What you need to do >> Go through the entries below and collect each line with the string "between" in it.

Input >>
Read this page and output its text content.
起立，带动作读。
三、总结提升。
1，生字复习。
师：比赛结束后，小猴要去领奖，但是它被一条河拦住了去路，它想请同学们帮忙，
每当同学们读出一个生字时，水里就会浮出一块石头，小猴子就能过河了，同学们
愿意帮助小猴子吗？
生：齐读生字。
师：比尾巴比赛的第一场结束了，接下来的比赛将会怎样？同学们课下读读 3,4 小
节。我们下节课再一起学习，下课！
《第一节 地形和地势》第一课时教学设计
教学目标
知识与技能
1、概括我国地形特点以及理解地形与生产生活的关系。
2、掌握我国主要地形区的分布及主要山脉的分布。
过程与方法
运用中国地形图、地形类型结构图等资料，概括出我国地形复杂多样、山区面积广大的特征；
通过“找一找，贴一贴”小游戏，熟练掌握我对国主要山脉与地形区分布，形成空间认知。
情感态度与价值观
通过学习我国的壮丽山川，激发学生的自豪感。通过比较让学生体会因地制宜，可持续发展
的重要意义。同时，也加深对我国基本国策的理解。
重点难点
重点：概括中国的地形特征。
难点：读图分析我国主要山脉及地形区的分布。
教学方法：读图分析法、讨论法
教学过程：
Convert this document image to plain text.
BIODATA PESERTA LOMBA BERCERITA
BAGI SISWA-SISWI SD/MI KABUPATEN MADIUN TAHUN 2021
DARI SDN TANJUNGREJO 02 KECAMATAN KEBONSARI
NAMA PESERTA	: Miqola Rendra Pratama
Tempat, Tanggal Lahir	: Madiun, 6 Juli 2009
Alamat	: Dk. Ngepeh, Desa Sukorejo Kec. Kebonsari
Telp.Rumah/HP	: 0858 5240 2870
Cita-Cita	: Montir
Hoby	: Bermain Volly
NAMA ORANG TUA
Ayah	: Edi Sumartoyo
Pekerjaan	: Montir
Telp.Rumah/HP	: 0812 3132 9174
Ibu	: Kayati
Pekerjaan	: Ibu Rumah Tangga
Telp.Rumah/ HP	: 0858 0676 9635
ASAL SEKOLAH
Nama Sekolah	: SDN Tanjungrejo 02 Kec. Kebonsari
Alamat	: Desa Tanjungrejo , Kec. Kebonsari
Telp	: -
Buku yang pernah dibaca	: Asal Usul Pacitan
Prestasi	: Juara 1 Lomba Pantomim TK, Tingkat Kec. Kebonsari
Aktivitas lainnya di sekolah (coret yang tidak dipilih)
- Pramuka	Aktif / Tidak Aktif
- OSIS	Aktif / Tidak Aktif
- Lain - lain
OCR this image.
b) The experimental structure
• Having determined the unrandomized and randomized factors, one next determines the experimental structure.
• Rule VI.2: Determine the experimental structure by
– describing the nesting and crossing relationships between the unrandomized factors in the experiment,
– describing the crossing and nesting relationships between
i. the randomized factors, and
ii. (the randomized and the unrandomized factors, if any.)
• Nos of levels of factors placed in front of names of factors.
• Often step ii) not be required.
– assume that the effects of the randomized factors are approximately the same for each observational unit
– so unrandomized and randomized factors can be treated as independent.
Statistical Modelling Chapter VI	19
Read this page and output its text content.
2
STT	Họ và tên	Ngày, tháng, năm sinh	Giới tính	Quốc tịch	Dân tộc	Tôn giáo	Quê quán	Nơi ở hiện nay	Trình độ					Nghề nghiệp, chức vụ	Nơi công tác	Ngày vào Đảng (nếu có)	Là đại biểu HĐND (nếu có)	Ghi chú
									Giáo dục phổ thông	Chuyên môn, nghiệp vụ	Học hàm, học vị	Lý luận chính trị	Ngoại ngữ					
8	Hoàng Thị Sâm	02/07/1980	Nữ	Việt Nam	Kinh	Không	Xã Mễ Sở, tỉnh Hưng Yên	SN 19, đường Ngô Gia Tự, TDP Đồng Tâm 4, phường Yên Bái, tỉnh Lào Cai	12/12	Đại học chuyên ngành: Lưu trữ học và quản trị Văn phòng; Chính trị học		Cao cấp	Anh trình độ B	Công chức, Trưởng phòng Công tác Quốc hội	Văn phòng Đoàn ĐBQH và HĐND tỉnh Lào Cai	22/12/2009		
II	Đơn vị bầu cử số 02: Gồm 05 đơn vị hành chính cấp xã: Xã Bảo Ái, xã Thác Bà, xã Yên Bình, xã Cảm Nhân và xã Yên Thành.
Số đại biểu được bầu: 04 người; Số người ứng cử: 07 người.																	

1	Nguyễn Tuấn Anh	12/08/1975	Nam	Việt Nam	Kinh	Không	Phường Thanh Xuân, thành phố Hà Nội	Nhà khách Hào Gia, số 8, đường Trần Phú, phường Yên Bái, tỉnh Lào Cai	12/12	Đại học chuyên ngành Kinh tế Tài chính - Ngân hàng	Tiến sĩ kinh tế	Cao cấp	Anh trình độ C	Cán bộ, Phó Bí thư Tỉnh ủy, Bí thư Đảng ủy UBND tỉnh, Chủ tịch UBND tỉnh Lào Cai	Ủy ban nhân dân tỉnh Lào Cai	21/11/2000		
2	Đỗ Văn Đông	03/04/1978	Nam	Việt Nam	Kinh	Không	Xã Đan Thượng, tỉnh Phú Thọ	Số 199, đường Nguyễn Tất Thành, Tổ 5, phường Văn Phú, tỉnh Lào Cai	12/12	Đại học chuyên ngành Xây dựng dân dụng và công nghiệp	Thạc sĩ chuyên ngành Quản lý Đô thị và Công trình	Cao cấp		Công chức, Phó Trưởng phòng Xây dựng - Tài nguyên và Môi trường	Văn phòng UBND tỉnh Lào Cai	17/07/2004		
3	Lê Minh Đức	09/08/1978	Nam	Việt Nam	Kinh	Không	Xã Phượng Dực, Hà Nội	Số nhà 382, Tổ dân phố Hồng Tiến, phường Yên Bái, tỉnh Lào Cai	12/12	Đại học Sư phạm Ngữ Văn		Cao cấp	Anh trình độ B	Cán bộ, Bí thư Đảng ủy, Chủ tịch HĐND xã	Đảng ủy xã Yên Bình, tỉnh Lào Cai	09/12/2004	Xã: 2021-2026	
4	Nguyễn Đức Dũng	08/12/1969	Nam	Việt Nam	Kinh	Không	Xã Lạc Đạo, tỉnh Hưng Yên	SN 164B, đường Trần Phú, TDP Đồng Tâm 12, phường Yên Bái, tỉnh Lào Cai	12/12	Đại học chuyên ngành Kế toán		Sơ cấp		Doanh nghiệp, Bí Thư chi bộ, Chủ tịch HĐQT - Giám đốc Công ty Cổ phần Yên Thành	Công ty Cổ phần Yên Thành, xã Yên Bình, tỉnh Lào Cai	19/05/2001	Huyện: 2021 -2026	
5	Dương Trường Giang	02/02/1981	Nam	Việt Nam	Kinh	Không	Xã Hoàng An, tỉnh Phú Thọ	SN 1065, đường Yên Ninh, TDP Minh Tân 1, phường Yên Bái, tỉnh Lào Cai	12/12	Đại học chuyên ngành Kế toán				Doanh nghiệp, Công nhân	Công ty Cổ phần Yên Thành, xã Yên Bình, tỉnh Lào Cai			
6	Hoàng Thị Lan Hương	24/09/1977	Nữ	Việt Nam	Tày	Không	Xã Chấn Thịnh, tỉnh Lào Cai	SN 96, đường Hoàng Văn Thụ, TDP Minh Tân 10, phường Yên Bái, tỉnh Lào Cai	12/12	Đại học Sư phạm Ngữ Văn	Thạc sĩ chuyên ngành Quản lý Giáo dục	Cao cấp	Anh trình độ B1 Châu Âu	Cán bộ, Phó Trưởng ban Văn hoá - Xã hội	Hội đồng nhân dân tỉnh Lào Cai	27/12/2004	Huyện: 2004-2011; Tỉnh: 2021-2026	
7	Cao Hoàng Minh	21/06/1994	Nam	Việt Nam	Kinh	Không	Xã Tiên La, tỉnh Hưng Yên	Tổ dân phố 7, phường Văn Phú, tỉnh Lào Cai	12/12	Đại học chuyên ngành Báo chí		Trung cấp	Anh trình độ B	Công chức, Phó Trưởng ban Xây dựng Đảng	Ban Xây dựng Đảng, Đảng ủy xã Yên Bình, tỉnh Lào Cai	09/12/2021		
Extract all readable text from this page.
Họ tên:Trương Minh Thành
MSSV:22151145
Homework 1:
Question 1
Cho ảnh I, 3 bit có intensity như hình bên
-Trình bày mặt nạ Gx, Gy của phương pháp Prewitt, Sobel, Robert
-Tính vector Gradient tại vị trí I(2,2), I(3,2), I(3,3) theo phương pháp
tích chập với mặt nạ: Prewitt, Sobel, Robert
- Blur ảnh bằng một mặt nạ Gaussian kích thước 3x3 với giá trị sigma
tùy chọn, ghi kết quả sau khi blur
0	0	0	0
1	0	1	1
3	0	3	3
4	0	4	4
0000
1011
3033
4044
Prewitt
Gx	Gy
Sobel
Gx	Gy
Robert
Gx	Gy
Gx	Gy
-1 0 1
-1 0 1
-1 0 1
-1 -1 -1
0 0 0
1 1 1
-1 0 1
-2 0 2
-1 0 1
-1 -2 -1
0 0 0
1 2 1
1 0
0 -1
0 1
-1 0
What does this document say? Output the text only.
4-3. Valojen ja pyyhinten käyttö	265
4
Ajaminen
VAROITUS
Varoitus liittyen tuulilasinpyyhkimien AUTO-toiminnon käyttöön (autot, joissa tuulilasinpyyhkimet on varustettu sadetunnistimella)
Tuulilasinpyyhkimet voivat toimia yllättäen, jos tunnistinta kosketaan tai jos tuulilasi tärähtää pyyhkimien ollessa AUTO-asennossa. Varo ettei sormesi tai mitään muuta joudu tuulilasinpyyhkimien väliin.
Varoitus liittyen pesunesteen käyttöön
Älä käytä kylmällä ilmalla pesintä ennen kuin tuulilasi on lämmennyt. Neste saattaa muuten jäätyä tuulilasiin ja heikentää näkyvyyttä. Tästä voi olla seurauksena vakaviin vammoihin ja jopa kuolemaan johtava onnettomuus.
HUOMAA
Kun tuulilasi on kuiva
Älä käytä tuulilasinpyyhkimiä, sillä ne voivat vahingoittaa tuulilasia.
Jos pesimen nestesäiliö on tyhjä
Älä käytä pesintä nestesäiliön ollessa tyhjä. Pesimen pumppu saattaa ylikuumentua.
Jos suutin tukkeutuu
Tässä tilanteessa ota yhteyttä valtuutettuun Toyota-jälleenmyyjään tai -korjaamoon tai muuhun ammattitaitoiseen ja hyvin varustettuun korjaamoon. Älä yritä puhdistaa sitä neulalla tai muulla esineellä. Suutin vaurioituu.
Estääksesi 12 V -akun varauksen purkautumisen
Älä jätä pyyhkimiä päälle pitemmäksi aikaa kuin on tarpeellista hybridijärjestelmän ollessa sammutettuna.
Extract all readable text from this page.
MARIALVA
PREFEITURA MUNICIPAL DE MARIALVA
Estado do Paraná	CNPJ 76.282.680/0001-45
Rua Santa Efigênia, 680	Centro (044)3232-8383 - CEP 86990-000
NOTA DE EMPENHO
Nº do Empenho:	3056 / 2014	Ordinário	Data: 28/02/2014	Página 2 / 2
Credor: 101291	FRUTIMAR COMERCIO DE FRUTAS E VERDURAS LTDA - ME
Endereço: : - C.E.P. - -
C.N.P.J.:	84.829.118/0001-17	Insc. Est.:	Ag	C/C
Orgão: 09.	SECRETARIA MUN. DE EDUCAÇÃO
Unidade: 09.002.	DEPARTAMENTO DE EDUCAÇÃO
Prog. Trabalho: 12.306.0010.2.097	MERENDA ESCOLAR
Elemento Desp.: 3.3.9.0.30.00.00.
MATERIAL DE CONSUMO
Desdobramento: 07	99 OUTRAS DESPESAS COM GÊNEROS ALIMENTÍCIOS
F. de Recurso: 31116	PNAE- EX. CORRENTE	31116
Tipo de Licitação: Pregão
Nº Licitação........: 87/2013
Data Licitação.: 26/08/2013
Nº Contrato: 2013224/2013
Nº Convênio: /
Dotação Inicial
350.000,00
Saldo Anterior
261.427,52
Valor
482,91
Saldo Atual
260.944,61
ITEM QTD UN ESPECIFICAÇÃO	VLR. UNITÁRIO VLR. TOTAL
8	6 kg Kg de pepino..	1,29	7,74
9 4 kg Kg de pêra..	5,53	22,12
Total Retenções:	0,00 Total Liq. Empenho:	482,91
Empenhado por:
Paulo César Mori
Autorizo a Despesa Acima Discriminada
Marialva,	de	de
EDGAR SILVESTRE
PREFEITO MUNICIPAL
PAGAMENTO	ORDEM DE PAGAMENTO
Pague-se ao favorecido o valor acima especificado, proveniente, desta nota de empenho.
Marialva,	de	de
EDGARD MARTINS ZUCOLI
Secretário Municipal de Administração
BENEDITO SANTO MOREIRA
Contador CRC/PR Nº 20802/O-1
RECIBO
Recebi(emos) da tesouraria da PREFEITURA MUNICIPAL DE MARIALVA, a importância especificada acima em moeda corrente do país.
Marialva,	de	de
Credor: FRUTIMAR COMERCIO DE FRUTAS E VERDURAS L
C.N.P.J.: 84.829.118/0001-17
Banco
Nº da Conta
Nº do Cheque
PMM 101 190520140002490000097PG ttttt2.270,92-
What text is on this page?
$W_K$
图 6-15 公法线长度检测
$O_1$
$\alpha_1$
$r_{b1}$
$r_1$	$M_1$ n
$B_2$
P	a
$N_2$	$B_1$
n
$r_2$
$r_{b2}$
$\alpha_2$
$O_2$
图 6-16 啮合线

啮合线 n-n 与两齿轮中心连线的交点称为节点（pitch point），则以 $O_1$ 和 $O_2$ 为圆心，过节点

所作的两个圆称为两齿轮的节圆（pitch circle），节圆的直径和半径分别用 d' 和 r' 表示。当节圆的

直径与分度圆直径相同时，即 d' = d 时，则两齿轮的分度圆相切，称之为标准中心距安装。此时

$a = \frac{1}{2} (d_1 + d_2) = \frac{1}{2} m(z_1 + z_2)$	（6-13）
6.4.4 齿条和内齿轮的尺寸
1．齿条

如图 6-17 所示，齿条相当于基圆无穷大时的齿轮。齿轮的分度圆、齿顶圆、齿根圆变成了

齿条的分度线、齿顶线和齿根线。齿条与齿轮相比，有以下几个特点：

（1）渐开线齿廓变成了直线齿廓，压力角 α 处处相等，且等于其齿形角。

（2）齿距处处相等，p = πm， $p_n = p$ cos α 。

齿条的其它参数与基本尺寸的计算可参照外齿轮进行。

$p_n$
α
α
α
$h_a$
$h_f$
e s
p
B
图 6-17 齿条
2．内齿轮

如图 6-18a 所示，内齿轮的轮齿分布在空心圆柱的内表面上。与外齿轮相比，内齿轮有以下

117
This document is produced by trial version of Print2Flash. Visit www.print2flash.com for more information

Completed exercise >>
– describing the nesting and crossing relationships between the unrandomized factors in the experiment,
– describing the crossing and nesting relationships between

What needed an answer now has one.